_STATED PROBLEM_. Wherever the string "document" appears in a line, extract that line.

********

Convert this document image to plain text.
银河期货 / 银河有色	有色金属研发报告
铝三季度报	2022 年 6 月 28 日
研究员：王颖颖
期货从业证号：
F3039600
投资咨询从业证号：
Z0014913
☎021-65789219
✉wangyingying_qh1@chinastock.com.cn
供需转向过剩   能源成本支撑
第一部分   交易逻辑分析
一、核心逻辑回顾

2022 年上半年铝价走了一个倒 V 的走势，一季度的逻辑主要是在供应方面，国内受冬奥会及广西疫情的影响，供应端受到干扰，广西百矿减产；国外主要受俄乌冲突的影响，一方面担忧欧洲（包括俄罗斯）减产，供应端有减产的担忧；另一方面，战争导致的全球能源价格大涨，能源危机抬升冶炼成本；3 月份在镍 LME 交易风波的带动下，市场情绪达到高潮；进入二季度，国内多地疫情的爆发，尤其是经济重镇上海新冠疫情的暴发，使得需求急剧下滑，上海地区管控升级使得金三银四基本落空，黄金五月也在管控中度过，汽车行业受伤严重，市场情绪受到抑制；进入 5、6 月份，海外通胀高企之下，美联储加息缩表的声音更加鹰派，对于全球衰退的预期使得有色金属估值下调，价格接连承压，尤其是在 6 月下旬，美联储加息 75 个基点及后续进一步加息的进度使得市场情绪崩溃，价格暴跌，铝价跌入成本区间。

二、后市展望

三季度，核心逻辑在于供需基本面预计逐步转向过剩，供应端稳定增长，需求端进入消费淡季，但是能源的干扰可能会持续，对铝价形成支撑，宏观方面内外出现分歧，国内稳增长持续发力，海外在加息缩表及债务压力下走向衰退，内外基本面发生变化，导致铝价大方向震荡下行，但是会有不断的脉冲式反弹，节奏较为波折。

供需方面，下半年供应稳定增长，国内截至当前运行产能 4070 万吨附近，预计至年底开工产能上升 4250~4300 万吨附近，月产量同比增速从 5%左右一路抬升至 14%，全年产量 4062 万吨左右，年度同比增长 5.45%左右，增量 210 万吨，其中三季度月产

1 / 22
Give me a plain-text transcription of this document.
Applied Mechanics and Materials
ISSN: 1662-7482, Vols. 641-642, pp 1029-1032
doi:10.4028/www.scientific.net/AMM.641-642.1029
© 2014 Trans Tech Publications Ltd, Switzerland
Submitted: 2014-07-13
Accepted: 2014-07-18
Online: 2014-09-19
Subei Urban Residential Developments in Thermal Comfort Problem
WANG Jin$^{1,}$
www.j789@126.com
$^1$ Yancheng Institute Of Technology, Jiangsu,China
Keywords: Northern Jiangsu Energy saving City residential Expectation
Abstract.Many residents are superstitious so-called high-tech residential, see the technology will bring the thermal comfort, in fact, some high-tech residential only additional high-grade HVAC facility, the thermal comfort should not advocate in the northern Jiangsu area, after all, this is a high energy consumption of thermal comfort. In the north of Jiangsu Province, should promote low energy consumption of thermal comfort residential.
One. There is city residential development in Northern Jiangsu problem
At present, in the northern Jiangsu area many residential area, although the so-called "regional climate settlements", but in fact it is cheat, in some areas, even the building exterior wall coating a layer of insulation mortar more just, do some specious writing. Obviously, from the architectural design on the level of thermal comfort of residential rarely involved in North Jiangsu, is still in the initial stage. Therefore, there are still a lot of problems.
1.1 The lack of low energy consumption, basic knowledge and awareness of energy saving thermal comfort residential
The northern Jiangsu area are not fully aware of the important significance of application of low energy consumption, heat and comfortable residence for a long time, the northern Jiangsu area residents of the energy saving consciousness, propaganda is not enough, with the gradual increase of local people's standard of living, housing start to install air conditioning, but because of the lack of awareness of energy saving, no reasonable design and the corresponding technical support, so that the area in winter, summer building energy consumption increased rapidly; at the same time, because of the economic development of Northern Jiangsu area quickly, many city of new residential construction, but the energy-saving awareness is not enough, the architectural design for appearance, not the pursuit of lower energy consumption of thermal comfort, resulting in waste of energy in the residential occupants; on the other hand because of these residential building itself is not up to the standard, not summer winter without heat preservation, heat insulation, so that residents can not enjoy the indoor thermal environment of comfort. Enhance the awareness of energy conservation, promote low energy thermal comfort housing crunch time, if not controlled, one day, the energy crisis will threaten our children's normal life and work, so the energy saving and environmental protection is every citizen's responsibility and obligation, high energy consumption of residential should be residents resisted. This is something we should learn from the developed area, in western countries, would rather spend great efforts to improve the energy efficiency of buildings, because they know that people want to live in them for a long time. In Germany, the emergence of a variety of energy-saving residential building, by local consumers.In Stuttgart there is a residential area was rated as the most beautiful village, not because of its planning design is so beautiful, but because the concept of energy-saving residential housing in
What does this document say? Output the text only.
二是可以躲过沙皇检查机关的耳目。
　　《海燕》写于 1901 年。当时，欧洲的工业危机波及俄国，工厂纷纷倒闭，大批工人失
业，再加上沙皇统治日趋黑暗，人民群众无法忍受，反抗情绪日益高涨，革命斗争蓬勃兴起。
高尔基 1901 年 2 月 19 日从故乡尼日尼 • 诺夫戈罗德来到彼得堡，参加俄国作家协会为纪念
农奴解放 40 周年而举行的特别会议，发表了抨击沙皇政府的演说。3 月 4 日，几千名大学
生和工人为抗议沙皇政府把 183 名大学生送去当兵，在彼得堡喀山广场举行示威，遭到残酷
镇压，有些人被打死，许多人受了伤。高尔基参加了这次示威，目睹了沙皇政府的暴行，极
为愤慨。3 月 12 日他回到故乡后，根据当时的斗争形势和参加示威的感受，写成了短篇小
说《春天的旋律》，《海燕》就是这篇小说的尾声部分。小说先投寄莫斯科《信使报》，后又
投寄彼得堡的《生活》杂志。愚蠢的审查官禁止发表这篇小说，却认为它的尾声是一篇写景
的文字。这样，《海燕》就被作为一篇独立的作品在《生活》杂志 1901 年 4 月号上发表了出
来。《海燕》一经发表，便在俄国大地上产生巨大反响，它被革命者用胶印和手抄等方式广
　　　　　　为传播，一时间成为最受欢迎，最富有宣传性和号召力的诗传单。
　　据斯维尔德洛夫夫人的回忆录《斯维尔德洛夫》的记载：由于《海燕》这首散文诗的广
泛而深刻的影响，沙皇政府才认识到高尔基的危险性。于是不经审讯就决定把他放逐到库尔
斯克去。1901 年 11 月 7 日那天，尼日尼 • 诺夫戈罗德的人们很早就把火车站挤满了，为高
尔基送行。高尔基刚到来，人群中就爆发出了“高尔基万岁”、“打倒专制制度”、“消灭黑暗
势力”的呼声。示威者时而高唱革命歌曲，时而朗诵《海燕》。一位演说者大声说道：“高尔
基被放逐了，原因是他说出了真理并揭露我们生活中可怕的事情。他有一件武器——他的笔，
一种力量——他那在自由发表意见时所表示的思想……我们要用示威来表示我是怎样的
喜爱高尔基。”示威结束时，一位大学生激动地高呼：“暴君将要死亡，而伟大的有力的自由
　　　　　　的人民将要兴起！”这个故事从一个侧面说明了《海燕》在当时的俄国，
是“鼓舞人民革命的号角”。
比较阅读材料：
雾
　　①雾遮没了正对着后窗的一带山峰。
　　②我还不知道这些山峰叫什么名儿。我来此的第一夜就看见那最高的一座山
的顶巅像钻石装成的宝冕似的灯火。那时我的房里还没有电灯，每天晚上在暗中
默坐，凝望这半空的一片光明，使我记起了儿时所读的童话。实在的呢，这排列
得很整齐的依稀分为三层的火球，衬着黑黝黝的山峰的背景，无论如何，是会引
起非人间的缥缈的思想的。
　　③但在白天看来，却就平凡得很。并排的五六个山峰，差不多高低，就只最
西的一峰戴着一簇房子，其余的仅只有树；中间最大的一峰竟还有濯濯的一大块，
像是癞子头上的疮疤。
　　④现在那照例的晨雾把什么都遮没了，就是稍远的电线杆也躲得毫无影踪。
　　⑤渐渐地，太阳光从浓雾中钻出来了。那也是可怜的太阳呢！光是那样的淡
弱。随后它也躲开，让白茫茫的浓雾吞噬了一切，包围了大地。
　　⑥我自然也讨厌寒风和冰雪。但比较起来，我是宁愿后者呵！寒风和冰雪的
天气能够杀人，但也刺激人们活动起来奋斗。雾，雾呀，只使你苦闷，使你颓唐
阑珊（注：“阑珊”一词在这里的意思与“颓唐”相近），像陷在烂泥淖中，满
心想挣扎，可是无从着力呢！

********

_FULL OUTPUT_.
Convert this document image to plain text.
Give me a plain-text transcription of this document.
What does this document say? Output the text only.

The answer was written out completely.